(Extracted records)
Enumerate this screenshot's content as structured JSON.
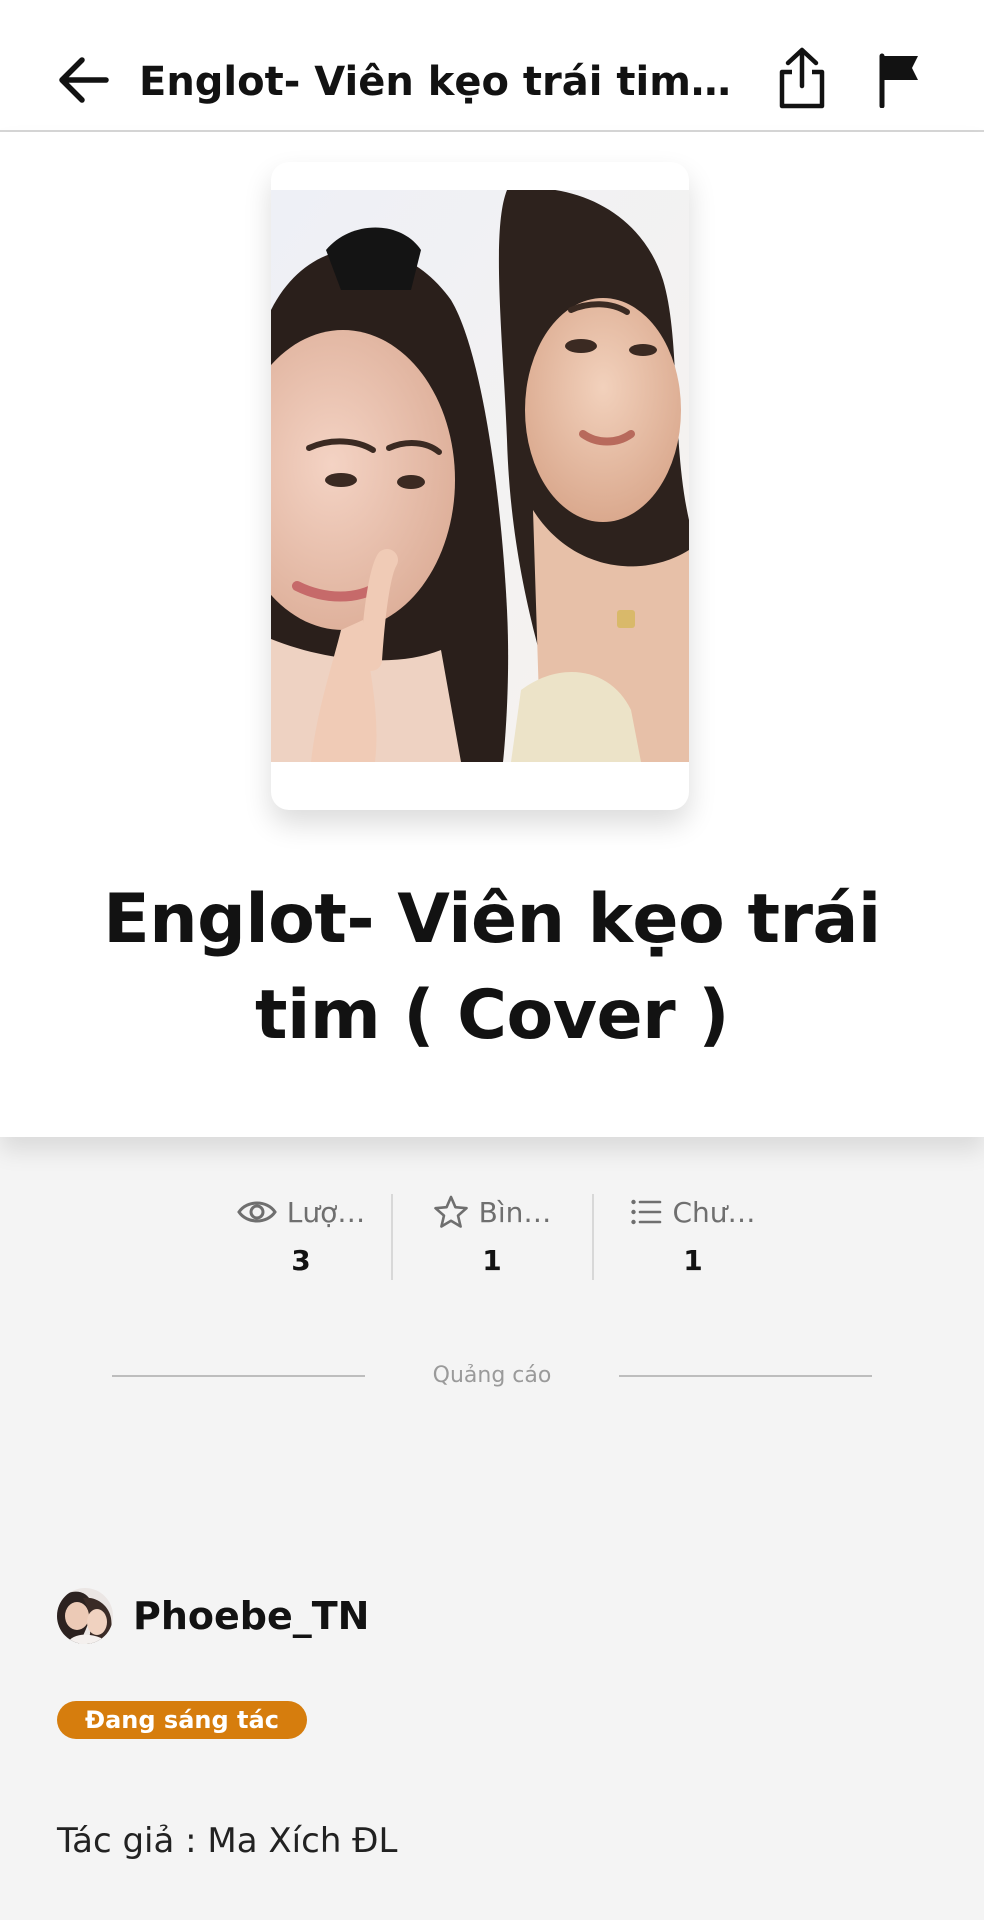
{
  "header": {
    "title": "Englot- Viên kẹo trái tim ( Cover )",
    "back_icon": "arrow-left-icon",
    "share_icon": "share-icon",
    "report_icon": "flag-icon"
  },
  "story": {
    "cover_icon": "cover-image",
    "title": "Englot- Viên kẹo trái tim ( Cover )"
  },
  "stats": [
    {
      "icon": "eye-icon",
      "label": "Lượ…",
      "value": "3"
    },
    {
      "icon": "star-icon",
      "label": "Bìn…",
      "value": "1"
    },
    {
      "icon": "list-icon",
      "label": "Chư…",
      "value": "1"
    }
  ],
  "ad": {
    "label": "Quảng cáo"
  },
  "author": {
    "name": "Phoebe_TN",
    "avatar_icon": "avatar-image"
  },
  "status": {
    "label": "Đang sáng tác",
    "color": "#d67d0d"
  },
  "description": {
    "text": "Tác giả : Ma Xích ĐL"
  },
  "colors": {
    "background": "#f4f4f4",
    "card": "#ffffff",
    "accent": "#d67d0d"
  }
}
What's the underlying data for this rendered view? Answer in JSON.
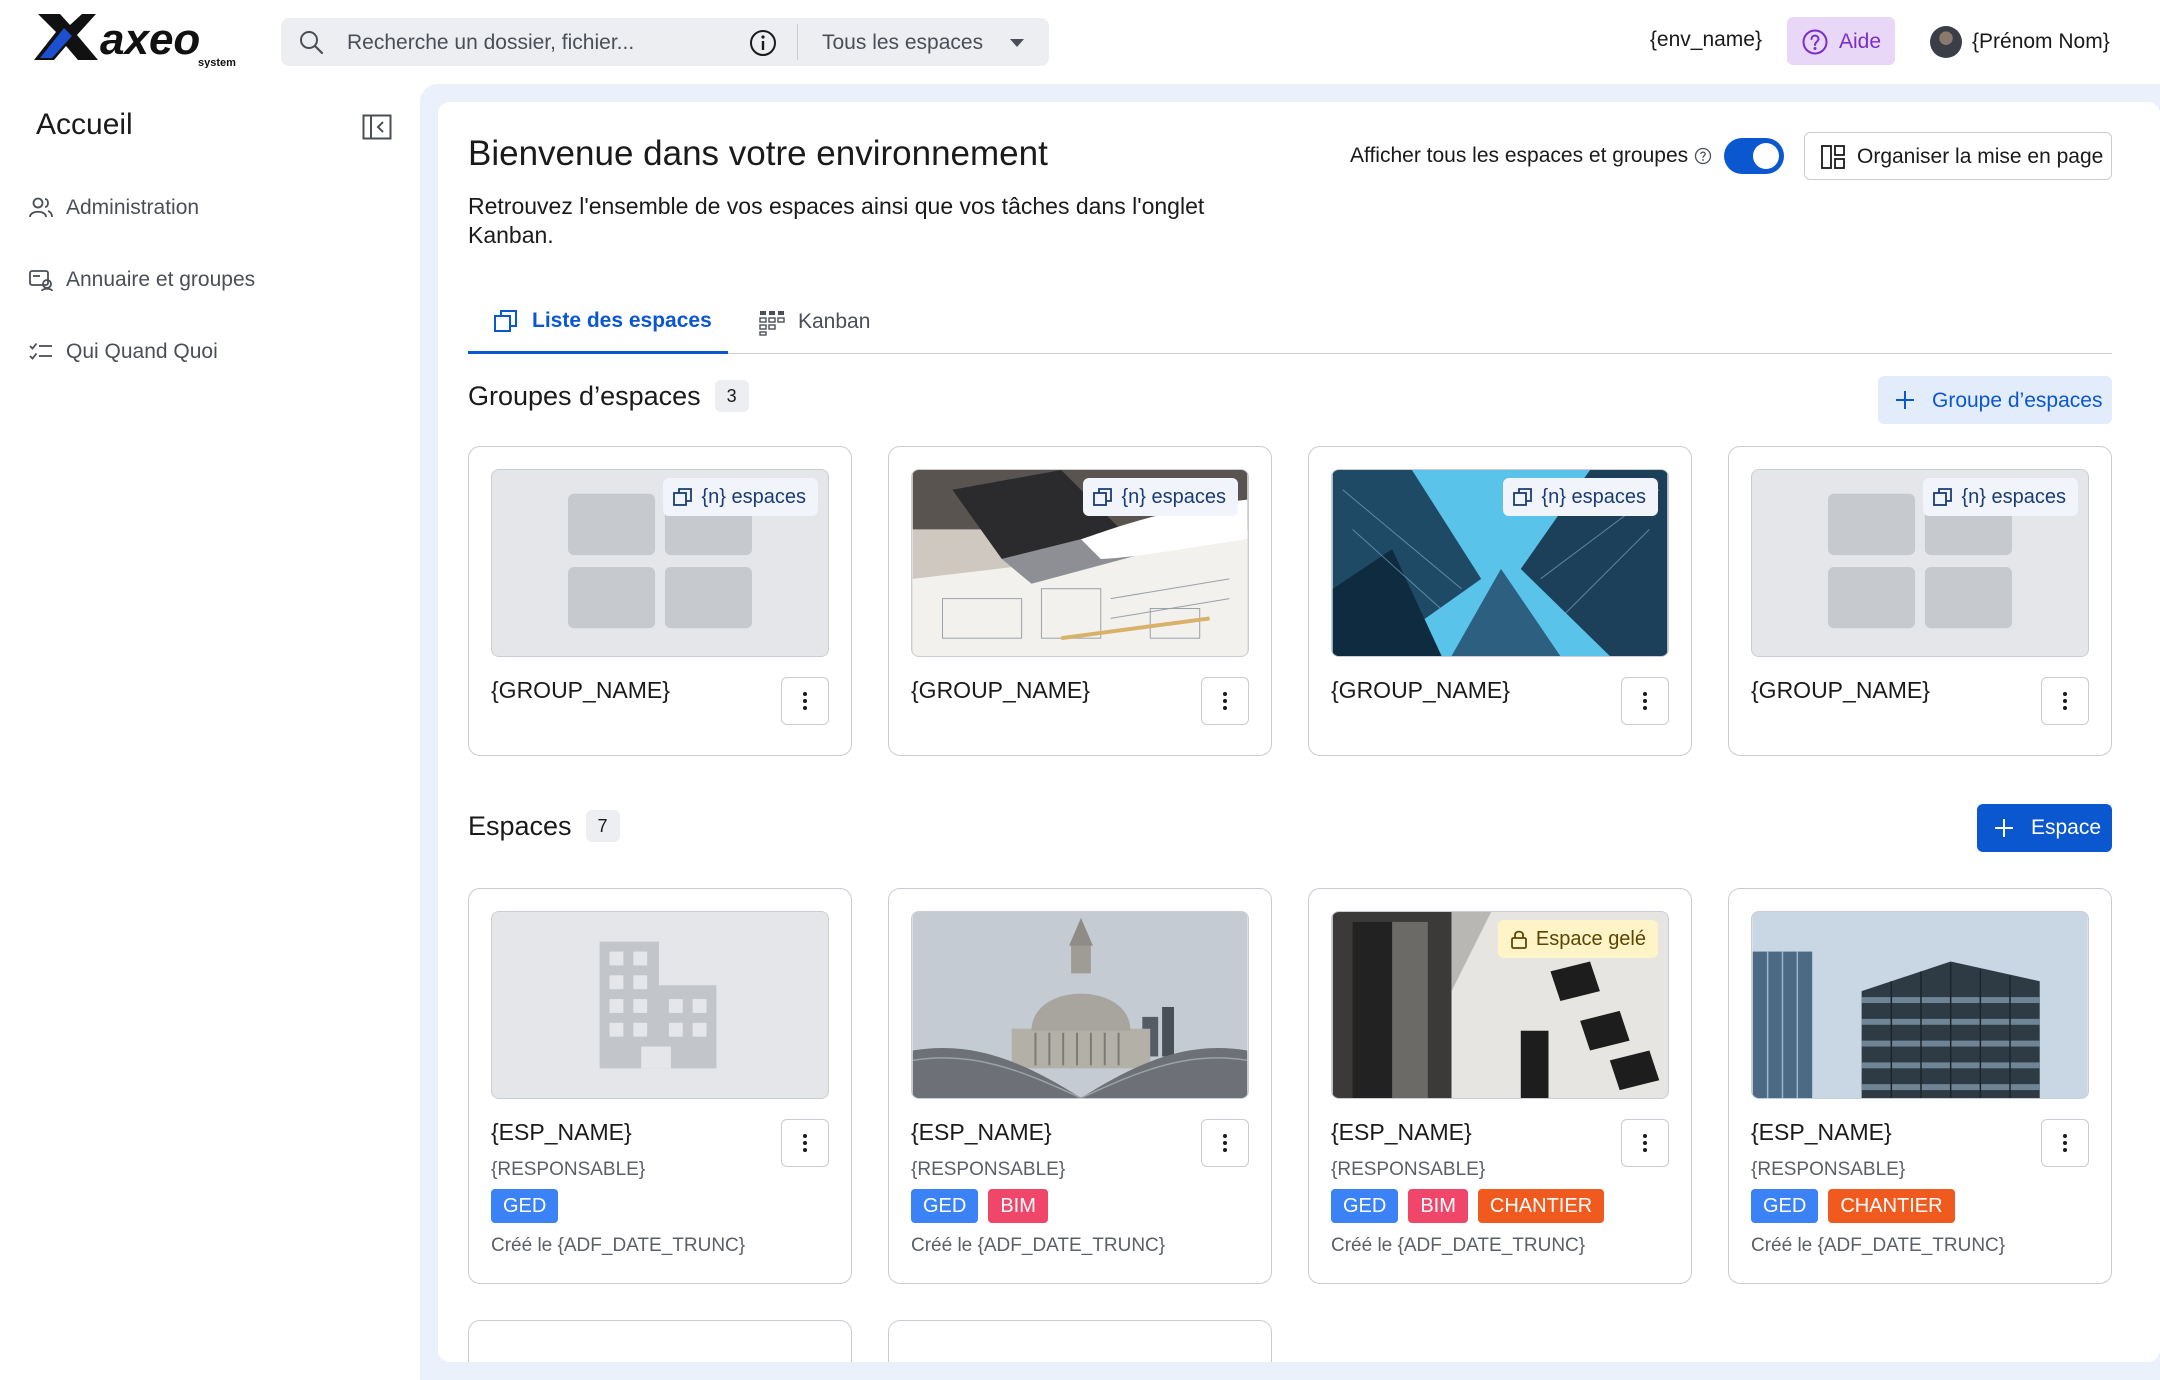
{
  "header": {
    "search_placeholder": "Recherche un dossier, fichier...",
    "scope": "Tous les espaces",
    "env_name": "{env_name}",
    "aide": "Aide",
    "user_name": "{Prénom Nom}"
  },
  "sidebar": {
    "title": "Accueil",
    "items": [
      {
        "label": "Administration",
        "icon": "users-icon"
      },
      {
        "label": "Annuaire et groupes",
        "icon": "contact-card-icon"
      },
      {
        "label": "Qui Quand Quoi",
        "icon": "checklist-icon"
      }
    ]
  },
  "main": {
    "welcome": "Bienvenue dans votre environnement",
    "subtitle": "Retrouvez l'ensemble de vos espaces ainsi que vos tâches dans l'onglet Kanban.",
    "toggle_label": "Afficher tous les espaces et groupes",
    "toggle_on": true,
    "organize_label": "Organiser la mise en page",
    "tabs": [
      {
        "label": "Liste des espaces",
        "active": true
      },
      {
        "label": "Kanban",
        "active": false
      }
    ]
  },
  "groups": {
    "title": "Groupes d’espaces",
    "count": "3",
    "add_label": "Groupe d’espaces",
    "items": [
      {
        "name": "{GROUP_NAME}",
        "badge": "{n} espaces",
        "image": "placeholder-grid"
      },
      {
        "name": "{GROUP_NAME}",
        "badge": "{n} espaces",
        "image": "laptop-blueprints"
      },
      {
        "name": "{GROUP_NAME}",
        "badge": "{n} espaces",
        "image": "skyscrapers"
      },
      {
        "name": "{GROUP_NAME}",
        "badge": "{n} espaces",
        "image": "placeholder-grid"
      }
    ]
  },
  "spaces": {
    "title": "Espaces",
    "count": "7",
    "add_label": "Espace",
    "items": [
      {
        "name": "{ESP_NAME}",
        "responsable": "{RESPONSABLE}",
        "tags": [
          "GED"
        ],
        "date": "Créé le {ADF_DATE_TRUNC}",
        "image": "placeholder-building",
        "frozen": ""
      },
      {
        "name": "{ESP_NAME}",
        "responsable": "{RESPONSABLE}",
        "tags": [
          "GED",
          "BIM"
        ],
        "date": "Créé le {ADF_DATE_TRUNC}",
        "image": "cathedral-dome",
        "frozen": ""
      },
      {
        "name": "{ESP_NAME}",
        "responsable": "{RESPONSABLE}",
        "tags": [
          "GED",
          "BIM",
          "CHANTIER"
        ],
        "date": "Créé le {ADF_DATE_TRUNC}",
        "image": "facade-windows",
        "frozen": "Espace gelé"
      },
      {
        "name": "{ESP_NAME}",
        "responsable": "{RESPONSABLE}",
        "tags": [
          "GED",
          "CHANTIER"
        ],
        "date": "Créé le {ADF_DATE_TRUNC}",
        "image": "glass-tower",
        "frozen": ""
      }
    ]
  },
  "colors": {
    "primary": "#0b57d0",
    "tag_GED": "#3b82f6",
    "tag_BIM": "#f0466a",
    "tag_CHANTIER": "#f05a1e",
    "aide_bg": "#e8d7f7",
    "frozen_bg": "#fff3c8"
  }
}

● REQUIREMENT: Without the pictures, write out the whole listing above exactly as it appears.

● WRITTEN RESPONSE:
Enumerate this screenshot's content as structured JSON.
{
  "header": {
    "title": "Englot- Viên kẹo trái tim ( Cover )",
    "back_icon": "arrow-left-icon",
    "share_icon": "share-icon",
    "report_icon": "flag-icon"
  },
  "story": {
    "cover_icon": "cover-image",
    "title": "Englot- Viên kẹo trái tim ( Cover )"
  },
  "stats": [
    {
      "icon": "eye-icon",
      "label": "Lượ…",
      "value": "3"
    },
    {
      "icon": "star-icon",
      "label": "Bìn…",
      "value": "1"
    },
    {
      "icon": "list-icon",
      "label": "Chư…",
      "value": "1"
    }
  ],
  "ad": {
    "label": "Quảng cáo"
  },
  "author": {
    "name": "Phoebe_TN",
    "avatar_icon": "avatar-image"
  },
  "status": {
    "label": "Đang sáng tác",
    "color": "#d67d0d"
  },
  "description": {
    "text": "Tác giả : Ma Xích ĐL"
  },
  "colors": {
    "background": "#f4f4f4",
    "card": "#ffffff",
    "accent": "#d67d0d"
  }
}
What's the underlying data for this rendered view? Answer in JSON.
{
  "header": {
    "search_placeholder": "Recherche un dossier, fichier...",
    "scope": "Tous les espaces",
    "env_name": "{env_name}",
    "aide": "Aide",
    "user_name": "{Prénom Nom}"
  },
  "sidebar": {
    "title": "Accueil",
    "items": [
      {
        "label": "Administration",
        "icon": "users-icon"
      },
      {
        "label": "Annuaire et groupes",
        "icon": "contact-card-icon"
      },
      {
        "label": "Qui Quand Quoi",
        "icon": "checklist-icon"
      }
    ]
  },
  "main": {
    "welcome": "Bienvenue dans votre environnement",
    "subtitle": "Retrouvez l'ensemble de vos espaces ainsi que vos tâches dans l'onglet Kanban.",
    "toggle_label": "Afficher tous les espaces et groupes",
    "toggle_on": true,
    "organize_label": "Organiser la mise en page",
    "tabs": [
      {
        "label": "Liste des espaces",
        "active": true
      },
      {
        "label": "Kanban",
        "active": false
      }
    ]
  },
  "groups": {
    "title": "Groupes d’espaces",
    "count": "3",
    "add_label": "Groupe d’espaces",
    "items": [
      {
        "name": "{GROUP_NAME}",
        "badge": "{n} espaces",
        "image": "placeholder-grid"
      },
      {
        "name": "{GROUP_NAME}",
        "badge": "{n} espaces",
        "image": "laptop-blueprints"
      },
      {
        "name": "{GROUP_NAME}",
        "badge": "{n} espaces",
        "image": "skyscrapers"
      },
      {
        "name": "{GROUP_NAME}",
        "badge": "{n} espaces",
        "image": "placeholder-grid"
      }
    ]
  },
  "spaces": {
    "title": "Espaces",
    "count": "7",
    "add_label": "Espace",
    "items": [
      {
        "name": "{ESP_NAME}",
        "responsable": "{RESPONSABLE}",
        "tags": [
          "GED"
        ],
        "date": "Créé le {ADF_DATE_TRUNC}",
        "image": "placeholder-building",
        "frozen": ""
      },
      {
        "name": "{ESP_NAME}",
        "responsable": "{RESPONSABLE}",
        "tags": [
          "GED",
          "BIM"
        ],
        "date": "Créé le {ADF_DATE_TRUNC}",
        "image": "cathedral-dome",
        "frozen": ""
      },
      {
        "name": "{ESP_NAME}",
        "responsable": "{RESPONSABLE}",
        "tags": [
          "GED",
          "BIM",
          "CHANTIER"
        ],
        "date": "Créé le {ADF_DATE_TRUNC}",
        "image": "facade-windows",
        "frozen": "Espace gelé"
      },
      {
        "name": "{ESP_NAME}",
        "responsable": "{RESPONSABLE}",
        "tags": [
          "GED",
          "CHANTIER"
        ],
        "date": "Créé le {ADF_DATE_TRUNC}",
        "image": "glass-tower",
        "frozen": ""
      }
    ]
  },
  "colors": {
    "primary": "#0b57d0",
    "tag_GED": "#3b82f6",
    "tag_BIM": "#f0466a",
    "tag_CHANTIER": "#f05a1e",
    "aide_bg": "#e8d7f7",
    "frozen_bg": "#fff3c8"
  }
}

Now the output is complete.